** Data provided follows **
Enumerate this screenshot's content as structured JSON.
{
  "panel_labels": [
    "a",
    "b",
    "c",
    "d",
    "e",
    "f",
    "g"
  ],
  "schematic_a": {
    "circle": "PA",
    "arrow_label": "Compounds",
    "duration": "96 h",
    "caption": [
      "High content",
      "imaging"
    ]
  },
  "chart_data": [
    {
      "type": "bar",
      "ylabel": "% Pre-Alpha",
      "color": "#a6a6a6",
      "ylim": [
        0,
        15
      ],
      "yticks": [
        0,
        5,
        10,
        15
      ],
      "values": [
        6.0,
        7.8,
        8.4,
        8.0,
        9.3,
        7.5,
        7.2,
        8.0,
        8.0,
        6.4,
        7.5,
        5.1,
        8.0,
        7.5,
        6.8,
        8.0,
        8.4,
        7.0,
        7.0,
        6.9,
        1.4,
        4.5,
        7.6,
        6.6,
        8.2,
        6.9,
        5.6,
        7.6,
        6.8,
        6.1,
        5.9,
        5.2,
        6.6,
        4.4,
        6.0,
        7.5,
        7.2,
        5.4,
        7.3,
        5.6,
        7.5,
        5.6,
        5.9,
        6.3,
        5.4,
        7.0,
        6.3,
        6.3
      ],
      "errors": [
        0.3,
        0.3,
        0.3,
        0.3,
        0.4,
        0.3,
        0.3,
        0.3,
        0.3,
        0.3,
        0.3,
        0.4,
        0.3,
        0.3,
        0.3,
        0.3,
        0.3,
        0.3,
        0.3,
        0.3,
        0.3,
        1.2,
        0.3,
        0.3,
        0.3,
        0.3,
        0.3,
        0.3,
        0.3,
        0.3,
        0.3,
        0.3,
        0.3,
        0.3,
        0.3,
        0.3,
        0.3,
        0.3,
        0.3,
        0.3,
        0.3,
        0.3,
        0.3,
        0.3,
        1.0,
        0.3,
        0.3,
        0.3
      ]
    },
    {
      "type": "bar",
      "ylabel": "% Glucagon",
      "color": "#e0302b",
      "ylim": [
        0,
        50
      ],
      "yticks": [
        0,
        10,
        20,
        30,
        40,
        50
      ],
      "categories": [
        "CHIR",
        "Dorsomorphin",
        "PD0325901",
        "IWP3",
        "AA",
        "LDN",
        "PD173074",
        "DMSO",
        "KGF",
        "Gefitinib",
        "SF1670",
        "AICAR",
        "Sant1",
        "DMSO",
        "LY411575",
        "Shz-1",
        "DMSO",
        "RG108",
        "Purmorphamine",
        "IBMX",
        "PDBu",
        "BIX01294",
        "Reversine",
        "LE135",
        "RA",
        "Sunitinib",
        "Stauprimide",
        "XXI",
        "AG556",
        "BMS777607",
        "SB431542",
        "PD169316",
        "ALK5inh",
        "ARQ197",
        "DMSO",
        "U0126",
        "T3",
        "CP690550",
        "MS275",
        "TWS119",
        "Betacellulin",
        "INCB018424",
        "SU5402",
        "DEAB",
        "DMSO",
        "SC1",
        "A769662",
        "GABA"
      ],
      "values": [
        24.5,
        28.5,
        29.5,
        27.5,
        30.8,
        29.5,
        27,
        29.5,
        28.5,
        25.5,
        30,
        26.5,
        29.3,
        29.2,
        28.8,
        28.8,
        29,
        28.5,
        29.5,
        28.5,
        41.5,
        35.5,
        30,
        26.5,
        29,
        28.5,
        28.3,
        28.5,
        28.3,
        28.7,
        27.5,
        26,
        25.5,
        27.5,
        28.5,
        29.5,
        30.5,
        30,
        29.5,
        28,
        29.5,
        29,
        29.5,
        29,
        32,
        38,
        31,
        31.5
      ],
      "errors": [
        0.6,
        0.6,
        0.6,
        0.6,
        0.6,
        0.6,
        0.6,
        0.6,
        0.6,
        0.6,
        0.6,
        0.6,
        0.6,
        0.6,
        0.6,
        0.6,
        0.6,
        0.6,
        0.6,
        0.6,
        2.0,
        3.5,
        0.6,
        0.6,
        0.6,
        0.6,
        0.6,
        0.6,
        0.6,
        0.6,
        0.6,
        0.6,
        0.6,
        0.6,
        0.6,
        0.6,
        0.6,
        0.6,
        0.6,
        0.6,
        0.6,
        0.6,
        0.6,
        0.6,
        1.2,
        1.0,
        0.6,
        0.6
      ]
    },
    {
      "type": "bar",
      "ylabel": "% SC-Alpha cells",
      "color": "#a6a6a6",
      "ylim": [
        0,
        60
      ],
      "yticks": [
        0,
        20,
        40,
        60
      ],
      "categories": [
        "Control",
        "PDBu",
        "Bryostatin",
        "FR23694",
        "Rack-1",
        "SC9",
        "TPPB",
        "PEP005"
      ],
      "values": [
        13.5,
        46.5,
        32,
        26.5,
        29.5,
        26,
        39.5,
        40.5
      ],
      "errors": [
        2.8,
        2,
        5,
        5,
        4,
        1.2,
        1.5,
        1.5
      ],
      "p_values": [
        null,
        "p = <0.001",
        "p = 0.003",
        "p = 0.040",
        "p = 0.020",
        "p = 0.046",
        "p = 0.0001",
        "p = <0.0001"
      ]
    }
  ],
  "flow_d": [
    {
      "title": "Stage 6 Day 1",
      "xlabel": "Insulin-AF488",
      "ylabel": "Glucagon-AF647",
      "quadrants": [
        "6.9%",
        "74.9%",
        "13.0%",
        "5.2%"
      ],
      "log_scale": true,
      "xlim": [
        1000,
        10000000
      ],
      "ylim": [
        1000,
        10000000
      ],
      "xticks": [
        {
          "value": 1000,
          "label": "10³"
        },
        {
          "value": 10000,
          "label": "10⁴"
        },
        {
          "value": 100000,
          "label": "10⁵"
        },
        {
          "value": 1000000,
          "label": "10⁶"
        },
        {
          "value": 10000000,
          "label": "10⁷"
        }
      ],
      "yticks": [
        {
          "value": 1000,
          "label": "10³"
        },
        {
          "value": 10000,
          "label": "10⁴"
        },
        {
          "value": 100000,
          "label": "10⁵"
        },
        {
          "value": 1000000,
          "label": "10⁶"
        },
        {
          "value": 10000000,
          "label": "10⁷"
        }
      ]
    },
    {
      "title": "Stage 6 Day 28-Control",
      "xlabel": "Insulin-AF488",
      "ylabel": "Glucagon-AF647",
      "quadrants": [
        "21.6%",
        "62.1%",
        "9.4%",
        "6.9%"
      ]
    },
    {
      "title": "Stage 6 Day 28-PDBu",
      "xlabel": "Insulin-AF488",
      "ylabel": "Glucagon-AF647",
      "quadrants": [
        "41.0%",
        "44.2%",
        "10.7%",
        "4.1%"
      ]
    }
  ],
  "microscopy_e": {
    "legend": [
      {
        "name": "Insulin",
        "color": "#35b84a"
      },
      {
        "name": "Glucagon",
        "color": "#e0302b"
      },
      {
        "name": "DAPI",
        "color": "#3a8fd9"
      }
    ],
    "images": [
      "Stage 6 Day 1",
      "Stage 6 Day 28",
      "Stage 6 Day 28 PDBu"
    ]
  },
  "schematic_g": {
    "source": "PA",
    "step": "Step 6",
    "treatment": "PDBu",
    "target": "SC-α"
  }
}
** End of Data provided **
** Data provided follows **
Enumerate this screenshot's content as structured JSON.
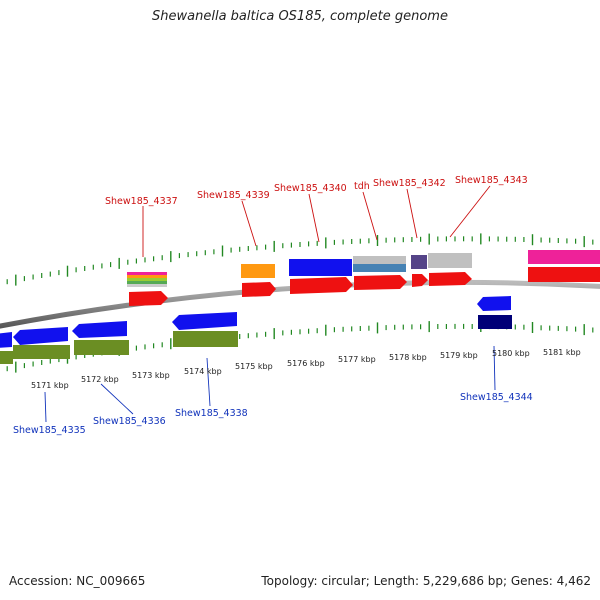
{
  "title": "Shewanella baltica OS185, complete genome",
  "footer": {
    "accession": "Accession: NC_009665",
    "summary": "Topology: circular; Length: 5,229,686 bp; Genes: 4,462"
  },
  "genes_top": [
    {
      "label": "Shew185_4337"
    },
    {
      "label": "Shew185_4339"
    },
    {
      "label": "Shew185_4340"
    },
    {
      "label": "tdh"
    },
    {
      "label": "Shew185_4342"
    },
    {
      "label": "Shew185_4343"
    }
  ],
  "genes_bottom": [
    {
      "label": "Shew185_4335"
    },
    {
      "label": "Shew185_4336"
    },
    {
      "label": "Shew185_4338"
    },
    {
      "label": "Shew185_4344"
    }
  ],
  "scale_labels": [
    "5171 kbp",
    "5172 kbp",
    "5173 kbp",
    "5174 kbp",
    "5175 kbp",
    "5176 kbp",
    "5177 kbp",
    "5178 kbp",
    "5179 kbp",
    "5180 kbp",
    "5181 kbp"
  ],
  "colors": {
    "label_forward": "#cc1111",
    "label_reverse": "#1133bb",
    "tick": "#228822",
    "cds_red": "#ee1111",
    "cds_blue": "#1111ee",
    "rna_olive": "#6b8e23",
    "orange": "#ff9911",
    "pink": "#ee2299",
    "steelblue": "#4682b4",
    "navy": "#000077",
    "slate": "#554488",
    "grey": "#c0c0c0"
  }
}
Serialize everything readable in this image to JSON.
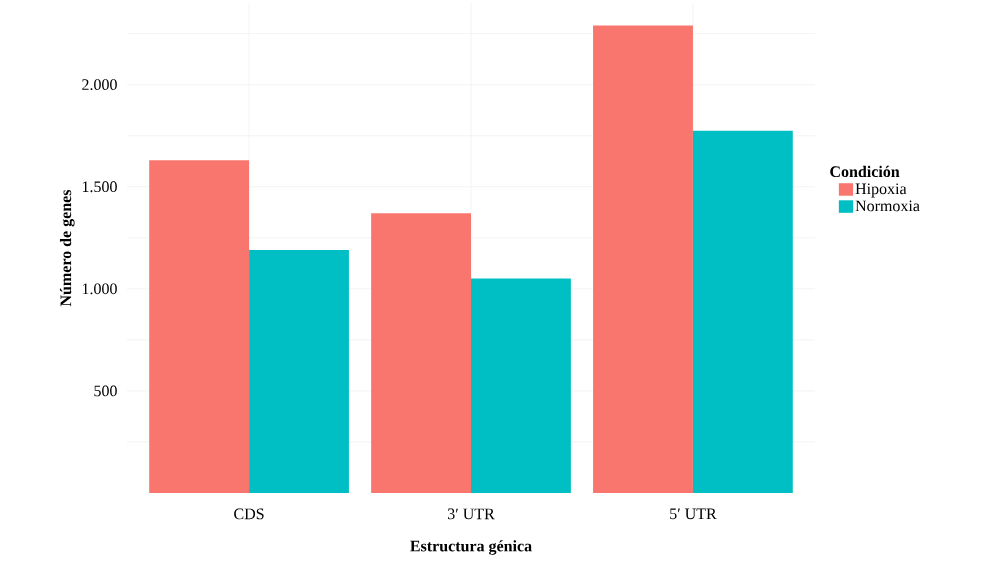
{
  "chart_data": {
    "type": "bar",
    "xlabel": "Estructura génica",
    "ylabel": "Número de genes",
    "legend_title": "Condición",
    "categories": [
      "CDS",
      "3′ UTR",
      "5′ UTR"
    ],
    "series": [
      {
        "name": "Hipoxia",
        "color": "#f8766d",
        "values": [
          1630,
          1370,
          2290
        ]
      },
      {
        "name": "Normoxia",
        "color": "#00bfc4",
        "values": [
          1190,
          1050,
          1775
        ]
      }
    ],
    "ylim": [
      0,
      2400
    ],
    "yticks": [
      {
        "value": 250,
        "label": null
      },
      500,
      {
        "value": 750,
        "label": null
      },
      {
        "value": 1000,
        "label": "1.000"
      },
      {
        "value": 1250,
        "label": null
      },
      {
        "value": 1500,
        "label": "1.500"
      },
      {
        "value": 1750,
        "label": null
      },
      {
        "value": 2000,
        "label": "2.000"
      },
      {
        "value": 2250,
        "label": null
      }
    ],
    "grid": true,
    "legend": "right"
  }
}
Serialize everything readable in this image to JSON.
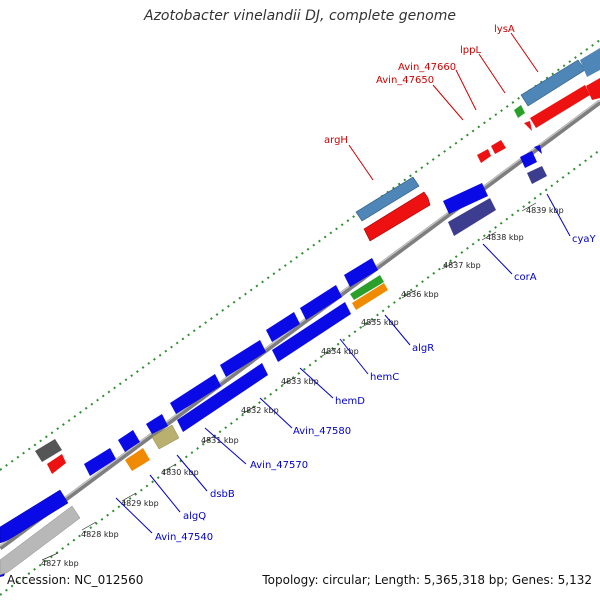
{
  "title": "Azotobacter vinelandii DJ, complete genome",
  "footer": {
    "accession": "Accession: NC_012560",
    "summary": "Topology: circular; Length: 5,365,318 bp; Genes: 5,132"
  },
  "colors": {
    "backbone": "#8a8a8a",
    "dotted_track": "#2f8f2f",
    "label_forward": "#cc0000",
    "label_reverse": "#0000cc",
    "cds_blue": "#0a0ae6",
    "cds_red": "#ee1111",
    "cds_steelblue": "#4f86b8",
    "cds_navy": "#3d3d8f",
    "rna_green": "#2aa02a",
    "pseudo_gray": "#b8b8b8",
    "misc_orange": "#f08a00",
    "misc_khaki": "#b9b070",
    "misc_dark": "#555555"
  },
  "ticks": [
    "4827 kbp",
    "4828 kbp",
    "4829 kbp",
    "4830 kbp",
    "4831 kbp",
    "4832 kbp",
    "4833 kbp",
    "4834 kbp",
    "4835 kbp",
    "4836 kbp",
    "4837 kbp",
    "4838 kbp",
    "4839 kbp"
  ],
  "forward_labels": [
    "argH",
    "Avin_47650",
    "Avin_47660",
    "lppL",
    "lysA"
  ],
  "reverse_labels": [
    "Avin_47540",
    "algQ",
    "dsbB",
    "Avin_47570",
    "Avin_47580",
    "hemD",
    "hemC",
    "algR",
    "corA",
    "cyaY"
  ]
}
** End of Data provided **
■ **Assigned task**
Go through the listing above and return each line that includes the word "genome".

■ **Response to the exercise**
  "title": "Shewanella baltica OS185, complete genome",
  "title": "Azotobacter vinelandii DJ, complete genome",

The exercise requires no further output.